Across the data below, how many lines hold "External"? Answer with that number and nothing else.

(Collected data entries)
=-=-=-=-=

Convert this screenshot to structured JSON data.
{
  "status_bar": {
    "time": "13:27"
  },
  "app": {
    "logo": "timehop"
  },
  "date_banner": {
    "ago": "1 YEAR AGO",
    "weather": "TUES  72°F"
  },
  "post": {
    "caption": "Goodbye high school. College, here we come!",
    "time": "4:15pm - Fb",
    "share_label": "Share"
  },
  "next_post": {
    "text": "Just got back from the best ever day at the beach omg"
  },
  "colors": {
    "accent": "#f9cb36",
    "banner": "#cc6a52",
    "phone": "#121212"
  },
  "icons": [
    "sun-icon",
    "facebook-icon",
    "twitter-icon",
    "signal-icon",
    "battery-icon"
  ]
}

=-=-=-=-=

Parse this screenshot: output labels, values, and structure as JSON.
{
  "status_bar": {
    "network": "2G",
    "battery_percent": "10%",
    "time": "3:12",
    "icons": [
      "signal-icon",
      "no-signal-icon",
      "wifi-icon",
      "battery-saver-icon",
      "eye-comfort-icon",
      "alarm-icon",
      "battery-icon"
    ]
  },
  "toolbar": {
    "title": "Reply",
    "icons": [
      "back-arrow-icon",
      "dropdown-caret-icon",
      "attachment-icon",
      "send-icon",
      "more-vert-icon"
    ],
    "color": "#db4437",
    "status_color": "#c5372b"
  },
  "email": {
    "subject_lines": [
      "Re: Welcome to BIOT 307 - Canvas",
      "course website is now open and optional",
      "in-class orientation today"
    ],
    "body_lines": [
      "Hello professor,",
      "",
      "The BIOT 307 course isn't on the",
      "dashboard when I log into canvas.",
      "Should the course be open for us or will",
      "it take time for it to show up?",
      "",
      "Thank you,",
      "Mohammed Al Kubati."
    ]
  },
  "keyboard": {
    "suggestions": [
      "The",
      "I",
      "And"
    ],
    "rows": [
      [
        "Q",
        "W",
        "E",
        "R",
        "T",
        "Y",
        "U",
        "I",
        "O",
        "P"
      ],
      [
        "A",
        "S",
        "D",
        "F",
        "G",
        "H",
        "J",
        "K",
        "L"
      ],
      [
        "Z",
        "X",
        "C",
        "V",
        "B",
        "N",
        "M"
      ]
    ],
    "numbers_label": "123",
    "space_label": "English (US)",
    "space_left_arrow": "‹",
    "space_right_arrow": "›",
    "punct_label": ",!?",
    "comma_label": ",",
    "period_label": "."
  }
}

=-=-=-=-=

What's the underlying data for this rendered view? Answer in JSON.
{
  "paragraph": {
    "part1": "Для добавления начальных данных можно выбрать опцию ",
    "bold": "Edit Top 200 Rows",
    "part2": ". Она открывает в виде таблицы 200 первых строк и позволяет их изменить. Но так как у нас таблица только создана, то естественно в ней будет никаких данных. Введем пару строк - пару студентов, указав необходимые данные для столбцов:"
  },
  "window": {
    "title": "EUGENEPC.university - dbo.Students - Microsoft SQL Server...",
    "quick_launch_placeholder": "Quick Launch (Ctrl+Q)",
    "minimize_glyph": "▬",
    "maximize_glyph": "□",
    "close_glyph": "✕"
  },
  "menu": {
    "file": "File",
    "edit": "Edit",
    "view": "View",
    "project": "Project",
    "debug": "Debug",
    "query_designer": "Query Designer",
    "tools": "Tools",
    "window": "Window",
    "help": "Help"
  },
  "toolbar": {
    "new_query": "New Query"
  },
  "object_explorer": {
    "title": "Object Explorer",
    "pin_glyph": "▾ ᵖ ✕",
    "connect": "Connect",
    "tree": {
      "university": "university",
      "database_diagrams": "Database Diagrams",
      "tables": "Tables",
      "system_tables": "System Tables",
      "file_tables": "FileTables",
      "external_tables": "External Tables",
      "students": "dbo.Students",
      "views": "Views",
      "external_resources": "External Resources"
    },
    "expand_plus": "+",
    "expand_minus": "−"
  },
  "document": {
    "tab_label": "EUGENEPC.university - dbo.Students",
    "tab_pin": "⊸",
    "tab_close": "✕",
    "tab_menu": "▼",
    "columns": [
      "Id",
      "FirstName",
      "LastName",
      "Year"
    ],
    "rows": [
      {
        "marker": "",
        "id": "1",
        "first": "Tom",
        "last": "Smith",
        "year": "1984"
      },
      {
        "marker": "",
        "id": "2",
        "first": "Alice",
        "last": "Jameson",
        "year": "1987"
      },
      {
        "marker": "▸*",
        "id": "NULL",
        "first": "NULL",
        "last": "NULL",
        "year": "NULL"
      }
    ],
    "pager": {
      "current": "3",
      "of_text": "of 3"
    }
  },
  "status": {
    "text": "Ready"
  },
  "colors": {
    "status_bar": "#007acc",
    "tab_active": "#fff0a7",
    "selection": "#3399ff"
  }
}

=-=-=-=-=

__Finished answer__:
2